## What you need to do
Among the records below, find each line that includes the string "name" and copy it.

## Supplied material
****************

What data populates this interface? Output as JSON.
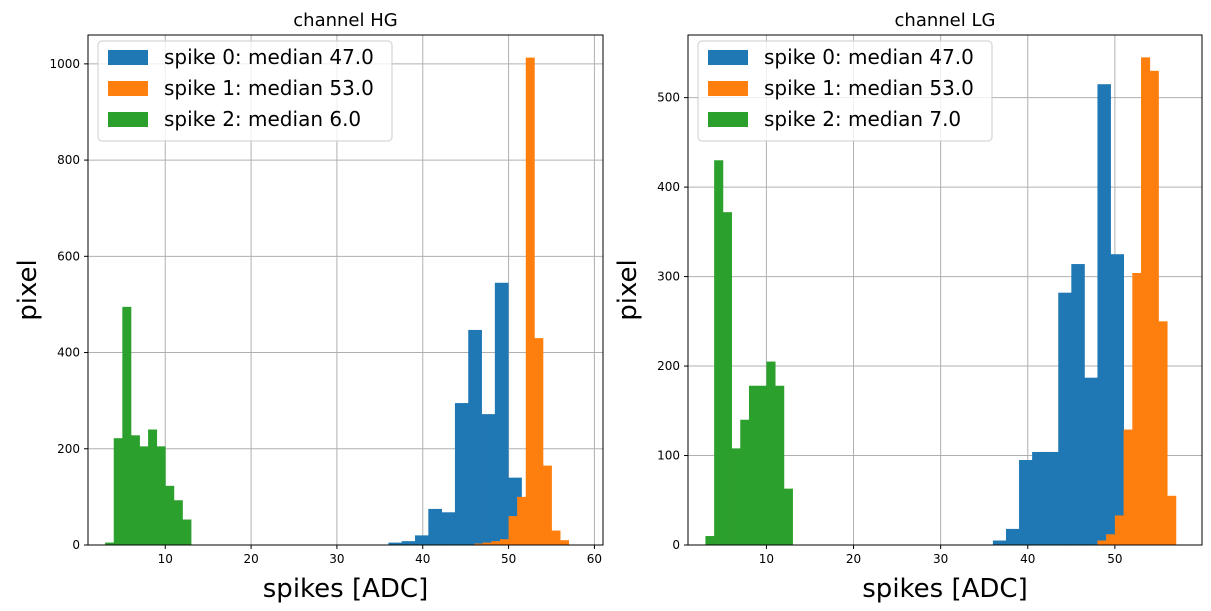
{
  "chart_data": [
    {
      "type": "bar",
      "subtype": "histogram",
      "title": "channel HG",
      "xlabel": "spikes [ADC]",
      "ylabel": "pixel",
      "xlim": [
        1,
        61
      ],
      "ylim": [
        0,
        1060
      ],
      "xticks": [
        10,
        20,
        30,
        40,
        50,
        60
      ],
      "yticks": [
        0,
        200,
        400,
        600,
        800,
        1000
      ],
      "grid": true,
      "legend_position": "upper-left",
      "series": [
        {
          "name": "spike 0: median 47.0",
          "color": "#1f77b4",
          "bin_width": 1.55,
          "bins": [
            [
              36.0,
              5
            ],
            [
              37.55,
              8
            ],
            [
              39.1,
              20
            ],
            [
              40.65,
              75
            ],
            [
              42.2,
              68
            ],
            [
              43.75,
              295
            ],
            [
              45.3,
              447
            ],
            [
              46.85,
              272
            ],
            [
              48.4,
              545
            ],
            [
              49.95,
              140
            ]
          ]
        },
        {
          "name": "spike 1: median 53.0",
          "color": "#ff7f0e",
          "bin_width": 1.0,
          "bins": [
            [
              46,
              3
            ],
            [
              47,
              5
            ],
            [
              48,
              8
            ],
            [
              49,
              12
            ],
            [
              50,
              60
            ],
            [
              51,
              100
            ],
            [
              52,
              1013
            ],
            [
              53,
              430
            ],
            [
              54,
              165
            ],
            [
              55,
              30
            ],
            [
              56,
              10
            ]
          ]
        },
        {
          "name": "spike 2: median 6.0",
          "color": "#2ca02c",
          "bin_width": 1.0,
          "bins": [
            [
              3,
              5
            ],
            [
              4,
              222
            ],
            [
              5,
              495
            ],
            [
              6,
              228
            ],
            [
              7,
              205
            ],
            [
              8,
              240
            ],
            [
              9,
              205
            ],
            [
              10,
              123
            ],
            [
              11,
              93
            ],
            [
              12,
              53
            ]
          ]
        }
      ]
    },
    {
      "type": "bar",
      "subtype": "histogram",
      "title": "channel LG",
      "xlabel": "spikes [ADC]",
      "ylabel": "pixel",
      "xlim": [
        1,
        60
      ],
      "ylim": [
        0,
        570
      ],
      "xticks": [
        10,
        20,
        30,
        40,
        50
      ],
      "yticks": [
        0,
        100,
        200,
        300,
        400,
        500
      ],
      "grid": true,
      "legend_position": "upper-left",
      "series": [
        {
          "name": "spike 0: median 47.0",
          "color": "#1f77b4",
          "bin_width": 1.5,
          "bins": [
            [
              36.0,
              5
            ],
            [
              37.5,
              18
            ],
            [
              39.0,
              95
            ],
            [
              40.5,
              104
            ],
            [
              42.0,
              104
            ],
            [
              43.5,
              282
            ],
            [
              45.0,
              314
            ],
            [
              46.5,
              187
            ],
            [
              48.0,
              515
            ],
            [
              49.5,
              325
            ]
          ]
        },
        {
          "name": "spike 1: median 53.0",
          "color": "#ff7f0e",
          "bin_width": 1.0,
          "bins": [
            [
              48,
              5
            ],
            [
              49,
              12
            ],
            [
              50,
              33
            ],
            [
              51,
              129
            ],
            [
              52,
              304
            ],
            [
              53,
              545
            ],
            [
              54,
              530
            ],
            [
              55,
              250
            ],
            [
              56,
              55
            ]
          ]
        },
        {
          "name": "spike 2: median 7.0",
          "color": "#2ca02c",
          "bin_width": 1.0,
          "bins": [
            [
              3,
              10
            ],
            [
              4,
              430
            ],
            [
              5,
              372
            ],
            [
              6,
              108
            ],
            [
              7,
              140
            ],
            [
              8,
              178
            ],
            [
              9,
              178
            ],
            [
              10,
              205
            ],
            [
              11,
              178
            ],
            [
              12,
              63
            ]
          ]
        }
      ]
    }
  ]
}
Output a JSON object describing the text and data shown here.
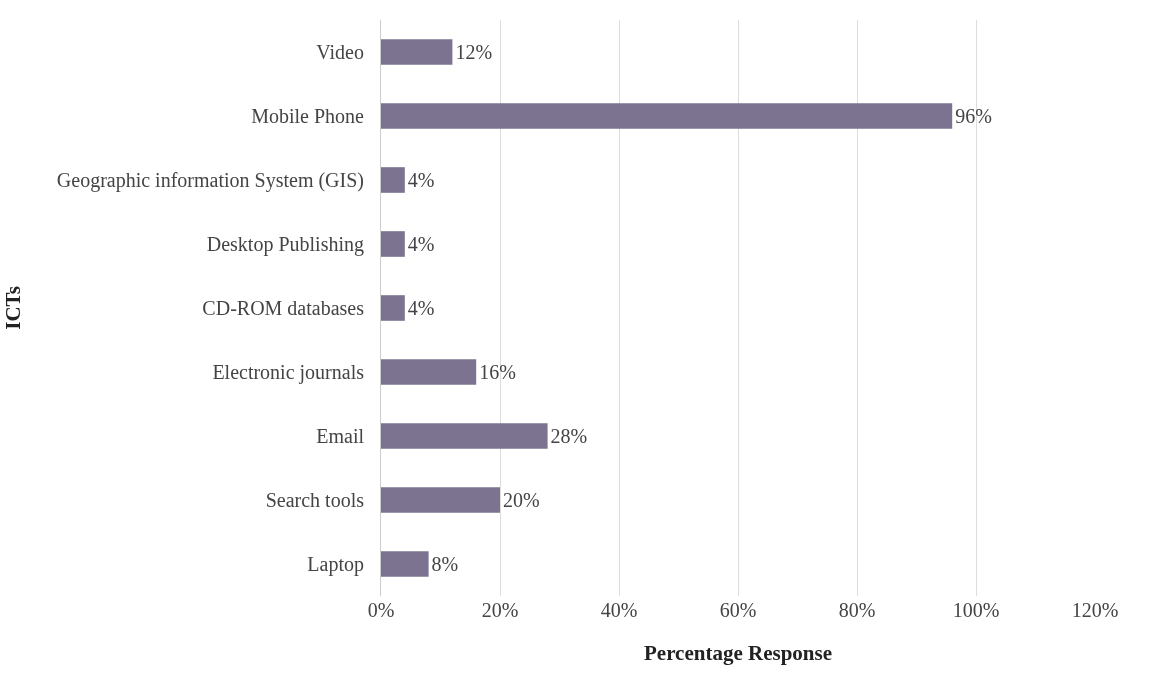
{
  "chart_data": {
    "type": "bar",
    "orientation": "horizontal",
    "xlabel": "Percentage Response",
    "ylabel": "ICTs",
    "categories": [
      "Video",
      "Mobile Phone",
      "Geographic information System (GIS)",
      "Desktop Publishing",
      "CD-ROM databases",
      "Electronic journals",
      "Email",
      "Search tools",
      "Laptop"
    ],
    "values": [
      12,
      96,
      4,
      4,
      4,
      16,
      28,
      20,
      8
    ],
    "value_labels": [
      "12%",
      "96%",
      "4%",
      "4%",
      "4%",
      "16%",
      "28%",
      "20%",
      "8%"
    ],
    "color": "#7b7390",
    "xlim": [
      0,
      120
    ],
    "xticks": [
      {
        "value": 0,
        "label": "0%"
      },
      {
        "value": 20,
        "label": "20%"
      },
      {
        "value": 40,
        "label": "40%"
      },
      {
        "value": 60,
        "label": "60%"
      },
      {
        "value": 80,
        "label": "80%"
      },
      {
        "value": 100,
        "label": "100%"
      },
      {
        "value": 120,
        "label": "120%"
      }
    ],
    "grid": "x"
  }
}
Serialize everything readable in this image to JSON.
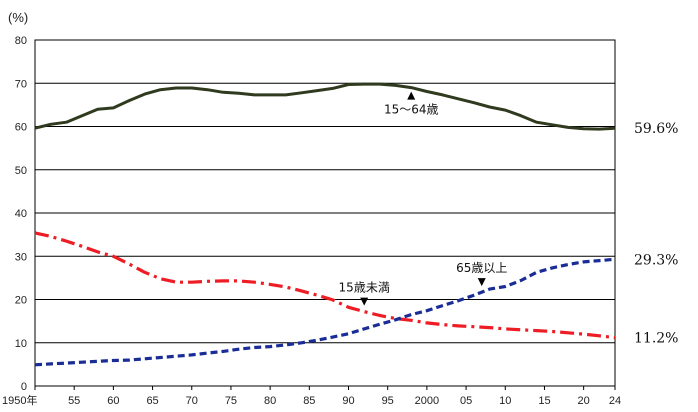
{
  "chart_data": {
    "type": "line",
    "unit_label": "(%)",
    "title": "",
    "xlabel": "",
    "ylabel": "",
    "xlim": [
      1950,
      2024
    ],
    "ylim": [
      0,
      80
    ],
    "grid": true,
    "y_ticks": [
      0,
      10,
      20,
      30,
      40,
      50,
      60,
      70,
      80
    ],
    "x_ticks": [
      {
        "x": 1950,
        "label": "1950年"
      },
      {
        "x": 1955,
        "label": "55"
      },
      {
        "x": 1960,
        "label": "60"
      },
      {
        "x": 1965,
        "label": "65"
      },
      {
        "x": 1970,
        "label": "70"
      },
      {
        "x": 1975,
        "label": "75"
      },
      {
        "x": 1980,
        "label": "80"
      },
      {
        "x": 1985,
        "label": "85"
      },
      {
        "x": 1990,
        "label": "90"
      },
      {
        "x": 1995,
        "label": "95"
      },
      {
        "x": 2000,
        "label": "2000"
      },
      {
        "x": 2005,
        "label": "05"
      },
      {
        "x": 2010,
        "label": "10"
      },
      {
        "x": 2015,
        "label": "15"
      },
      {
        "x": 2020,
        "label": "20"
      },
      {
        "x": 2024,
        "label": "24"
      }
    ],
    "series": [
      {
        "name": "15～64歳",
        "color": "#2f3a1e",
        "style": "solid",
        "end_label": "59.6%",
        "annotation_x": 1998,
        "x": [
          1950,
          1952,
          1954,
          1956,
          1958,
          1960,
          1962,
          1964,
          1966,
          1968,
          1970,
          1972,
          1974,
          1976,
          1978,
          1980,
          1982,
          1984,
          1986,
          1988,
          1990,
          1992,
          1994,
          1996,
          1998,
          2000,
          2002,
          2004,
          2006,
          2008,
          2010,
          2012,
          2014,
          2016,
          2018,
          2020,
          2022,
          2024
        ],
        "values": [
          59.6,
          60.5,
          61.0,
          62.5,
          64.0,
          64.3,
          66.0,
          67.5,
          68.5,
          68.9,
          68.9,
          68.5,
          67.9,
          67.7,
          67.3,
          67.3,
          67.3,
          67.8,
          68.3,
          68.8,
          69.7,
          69.8,
          69.8,
          69.5,
          69.0,
          68.1,
          67.3,
          66.4,
          65.5,
          64.5,
          63.8,
          62.5,
          61.0,
          60.4,
          59.8,
          59.5,
          59.4,
          59.6
        ]
      },
      {
        "name": "15歳未満",
        "color": "#ee1c24",
        "style": "dashdot",
        "end_label": "11.2%",
        "annotation_x": 1992,
        "x": [
          1950,
          1952,
          1954,
          1956,
          1958,
          1960,
          1962,
          1964,
          1966,
          1968,
          1970,
          1972,
          1974,
          1976,
          1978,
          1980,
          1982,
          1984,
          1986,
          1988,
          1990,
          1992,
          1994,
          1996,
          1998,
          2000,
          2002,
          2004,
          2006,
          2008,
          2010,
          2012,
          2014,
          2016,
          2018,
          2020,
          2022,
          2024
        ],
        "values": [
          35.4,
          34.6,
          33.5,
          32.3,
          31.0,
          30.0,
          28.2,
          26.3,
          24.8,
          24.0,
          24.0,
          24.2,
          24.3,
          24.3,
          24.0,
          23.5,
          22.9,
          22.0,
          21.0,
          19.9,
          18.2,
          17.2,
          16.3,
          15.6,
          15.2,
          14.6,
          14.2,
          13.9,
          13.7,
          13.5,
          13.2,
          13.0,
          12.8,
          12.6,
          12.3,
          12.0,
          11.6,
          11.2
        ]
      },
      {
        "name": "65歳以上",
        "color": "#1a2d96",
        "style": "dash",
        "end_label": "29.3%",
        "annotation_x": 2007,
        "x": [
          1950,
          1952,
          1954,
          1956,
          1958,
          1960,
          1962,
          1964,
          1966,
          1968,
          1970,
          1972,
          1974,
          1976,
          1978,
          1980,
          1982,
          1984,
          1986,
          1988,
          1990,
          1992,
          1994,
          1996,
          1998,
          2000,
          2002,
          2004,
          2006,
          2008,
          2010,
          2012,
          2014,
          2016,
          2018,
          2020,
          2022,
          2024
        ],
        "values": [
          4.9,
          5.1,
          5.3,
          5.5,
          5.7,
          5.9,
          6.0,
          6.3,
          6.6,
          6.9,
          7.2,
          7.6,
          8.0,
          8.5,
          8.9,
          9.1,
          9.5,
          10.0,
          10.6,
          11.3,
          12.1,
          13.2,
          14.3,
          15.3,
          16.5,
          17.4,
          18.6,
          19.7,
          21.0,
          22.4,
          23.0,
          24.4,
          26.3,
          27.3,
          28.1,
          28.7,
          29.0,
          29.3
        ]
      }
    ]
  }
}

****************

## Exercise solution
          "name": "spike 0: median 47.0",
          "name": "spike 1: median 53.0",
          "name": "spike 2: median 6.0",
          "name": "spike 0: median 47.0",
          "name": "spike 1: median 53.0",
          "name": "spike 2: median 7.0",
        "name": "15～64歳",
        "name": "15歳未満",
        "name": "65歳以上",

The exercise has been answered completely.